>> START

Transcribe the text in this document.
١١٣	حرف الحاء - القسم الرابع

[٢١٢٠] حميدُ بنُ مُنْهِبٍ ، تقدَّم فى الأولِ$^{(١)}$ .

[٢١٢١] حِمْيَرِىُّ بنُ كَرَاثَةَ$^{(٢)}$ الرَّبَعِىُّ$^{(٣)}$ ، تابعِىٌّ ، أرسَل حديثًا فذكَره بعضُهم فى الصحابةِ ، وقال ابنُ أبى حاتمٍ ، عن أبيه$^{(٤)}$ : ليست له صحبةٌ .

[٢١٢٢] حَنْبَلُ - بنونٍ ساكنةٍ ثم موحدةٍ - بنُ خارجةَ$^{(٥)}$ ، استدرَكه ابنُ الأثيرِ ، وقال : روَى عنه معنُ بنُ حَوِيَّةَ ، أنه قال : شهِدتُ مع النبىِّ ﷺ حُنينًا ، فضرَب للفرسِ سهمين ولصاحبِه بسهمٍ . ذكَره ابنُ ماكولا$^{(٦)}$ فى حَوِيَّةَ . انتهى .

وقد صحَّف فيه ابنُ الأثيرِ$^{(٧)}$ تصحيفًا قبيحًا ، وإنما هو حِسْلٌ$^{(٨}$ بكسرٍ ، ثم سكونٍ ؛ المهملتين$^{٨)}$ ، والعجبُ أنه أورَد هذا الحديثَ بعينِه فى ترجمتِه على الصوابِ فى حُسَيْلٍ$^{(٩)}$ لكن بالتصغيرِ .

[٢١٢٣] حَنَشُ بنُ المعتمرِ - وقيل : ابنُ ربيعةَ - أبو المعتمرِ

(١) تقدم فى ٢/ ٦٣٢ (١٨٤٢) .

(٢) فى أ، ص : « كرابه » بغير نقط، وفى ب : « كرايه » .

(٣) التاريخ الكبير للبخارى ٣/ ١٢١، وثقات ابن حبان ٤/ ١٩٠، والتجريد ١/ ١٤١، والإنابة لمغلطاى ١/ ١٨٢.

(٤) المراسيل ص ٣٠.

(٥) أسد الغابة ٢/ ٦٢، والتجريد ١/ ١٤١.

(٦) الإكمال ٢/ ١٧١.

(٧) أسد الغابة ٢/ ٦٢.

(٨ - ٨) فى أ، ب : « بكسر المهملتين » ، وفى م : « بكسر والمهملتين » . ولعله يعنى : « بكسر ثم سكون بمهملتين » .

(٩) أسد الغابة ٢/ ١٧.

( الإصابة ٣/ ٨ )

>> END

Extract each line holding the word "المهملتين" from the records.

وقد صحَّف فيه ابنُ الأثيرِ$^{(٧)}$ تصحيفًا قبيحًا ، وإنما هو حِسْلٌ$^{(٨}$ بكسرٍ ، ثم سكونٍ ؛ المهملتين$^{٨)}$ ، والعجبُ أنه أورَد هذا الحديثَ بعينِه فى ترجمتِه على الصوابِ فى حُسَيْلٍ$^{(٩)}$ لكن بالتصغيرِ .
(٨ - ٨) فى أ، ب : « بكسر المهملتين » ، وفى م : « بكسر والمهملتين » . ولعله يعنى : « بكسر ثم سكون بمهملتين » .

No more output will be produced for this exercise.